-------- Data excerpts --------

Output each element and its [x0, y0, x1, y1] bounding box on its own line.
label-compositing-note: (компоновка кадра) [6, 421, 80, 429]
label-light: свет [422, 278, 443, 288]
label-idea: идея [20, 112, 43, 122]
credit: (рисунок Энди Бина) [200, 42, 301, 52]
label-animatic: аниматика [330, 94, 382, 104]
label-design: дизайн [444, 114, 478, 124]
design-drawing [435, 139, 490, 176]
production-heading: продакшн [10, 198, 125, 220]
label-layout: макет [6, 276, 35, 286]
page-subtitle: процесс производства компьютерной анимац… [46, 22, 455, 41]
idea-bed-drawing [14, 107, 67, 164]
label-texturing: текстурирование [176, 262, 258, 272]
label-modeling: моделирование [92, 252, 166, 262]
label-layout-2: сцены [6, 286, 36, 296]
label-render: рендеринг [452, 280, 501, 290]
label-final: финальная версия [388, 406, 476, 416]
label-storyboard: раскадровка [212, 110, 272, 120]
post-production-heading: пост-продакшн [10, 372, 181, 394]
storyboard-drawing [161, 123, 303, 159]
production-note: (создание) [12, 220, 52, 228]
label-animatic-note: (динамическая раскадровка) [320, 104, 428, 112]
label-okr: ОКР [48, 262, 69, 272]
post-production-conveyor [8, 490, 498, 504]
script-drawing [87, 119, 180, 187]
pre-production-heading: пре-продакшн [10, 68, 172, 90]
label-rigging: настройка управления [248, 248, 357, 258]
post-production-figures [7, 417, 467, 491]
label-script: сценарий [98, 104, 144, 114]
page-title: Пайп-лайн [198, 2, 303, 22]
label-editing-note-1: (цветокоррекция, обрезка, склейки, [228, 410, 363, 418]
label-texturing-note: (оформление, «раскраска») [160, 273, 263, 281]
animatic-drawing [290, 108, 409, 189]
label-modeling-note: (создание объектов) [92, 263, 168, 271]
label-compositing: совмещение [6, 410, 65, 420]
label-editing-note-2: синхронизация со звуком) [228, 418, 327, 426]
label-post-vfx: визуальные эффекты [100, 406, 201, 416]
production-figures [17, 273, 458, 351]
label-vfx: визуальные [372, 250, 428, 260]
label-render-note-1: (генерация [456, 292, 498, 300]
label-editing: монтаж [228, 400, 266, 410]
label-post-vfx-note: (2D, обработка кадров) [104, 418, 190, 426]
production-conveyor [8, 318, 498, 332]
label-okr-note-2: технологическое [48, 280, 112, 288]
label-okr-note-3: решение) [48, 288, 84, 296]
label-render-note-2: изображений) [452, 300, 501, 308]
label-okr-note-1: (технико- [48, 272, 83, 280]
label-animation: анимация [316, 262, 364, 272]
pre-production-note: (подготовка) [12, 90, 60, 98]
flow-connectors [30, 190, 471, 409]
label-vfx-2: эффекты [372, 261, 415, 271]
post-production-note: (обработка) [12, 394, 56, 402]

--------

Write out every line of the entries above word for word, changing nothing.

Output each element and its [x0, y0, x1, y1] bounding box on its own line.
label-compositing-note: (компоновка кадра) [6, 421, 80, 429]
label-light: свет [422, 278, 443, 288]
label-idea: идея [20, 112, 43, 122]
credit: (рисунок Энди Бина) [200, 42, 301, 52]
label-animatic: аниматика [330, 94, 382, 104]
label-design: дизайн [444, 114, 478, 124]
design-drawing [435, 139, 490, 176]
production-heading: продакшн [10, 198, 125, 220]
label-layout: макет [6, 276, 35, 286]
page-subtitle: процесс производства компьютерной анимац… [46, 22, 455, 41]
idea-bed-drawing [14, 107, 67, 164]
label-texturing: текстурирование [176, 262, 258, 272]
label-modeling: моделирование [92, 252, 166, 262]
label-layout-2: сцены [6, 286, 36, 296]
label-render: рендеринг [452, 280, 501, 290]
label-final: финальная версия [388, 406, 476, 416]
label-storyboard: раскадровка [212, 110, 272, 120]
post-production-heading: пост-продакшн [10, 372, 181, 394]
storyboard-drawing [161, 123, 303, 159]
production-note: (создание) [12, 220, 52, 228]
label-animatic-note: (динамическая раскадровка) [320, 104, 428, 112]
label-okr: ОКР [48, 262, 69, 272]
post-production-conveyor [8, 490, 498, 504]
script-drawing [87, 119, 180, 187]
pre-production-heading: пре-продакшн [10, 68, 172, 90]
label-rigging: настройка управления [248, 248, 357, 258]
post-production-figures [7, 417, 467, 491]
label-script: сценарий [98, 104, 144, 114]
page-title: Пайп-лайн [198, 2, 303, 22]
label-editing-note-1: (цветокоррекция, обрезка, склейки, [228, 410, 363, 418]
label-texturing-note: (оформление, «раскраска») [160, 273, 263, 281]
animatic-drawing [290, 108, 409, 189]
label-modeling-note: (создание объектов) [92, 263, 168, 271]
label-compositing: совмещение [6, 410, 65, 420]
label-editing-note-2: синхронизация со звуком) [228, 418, 327, 426]
label-post-vfx: визуальные эффекты [100, 406, 201, 416]
production-figures [17, 273, 458, 351]
label-vfx: визуальные [372, 250, 428, 260]
label-render-note-1: (генерация [456, 292, 498, 300]
label-editing: монтаж [228, 400, 266, 410]
label-post-vfx-note: (2D, обработка кадров) [104, 418, 190, 426]
production-conveyor [8, 318, 498, 332]
label-okr-note-2: технологическое [48, 280, 112, 288]
label-okr-note-3: решение) [48, 288, 84, 296]
label-render-note-2: изображений) [452, 300, 501, 308]
label-okr-note-1: (технико- [48, 272, 83, 280]
label-animation: анимация [316, 262, 364, 272]
pre-production-note: (подготовка) [12, 90, 60, 98]
flow-connectors [30, 190, 471, 409]
label-vfx-2: эффекты [372, 261, 415, 271]
post-production-note: (обработка) [12, 394, 56, 402]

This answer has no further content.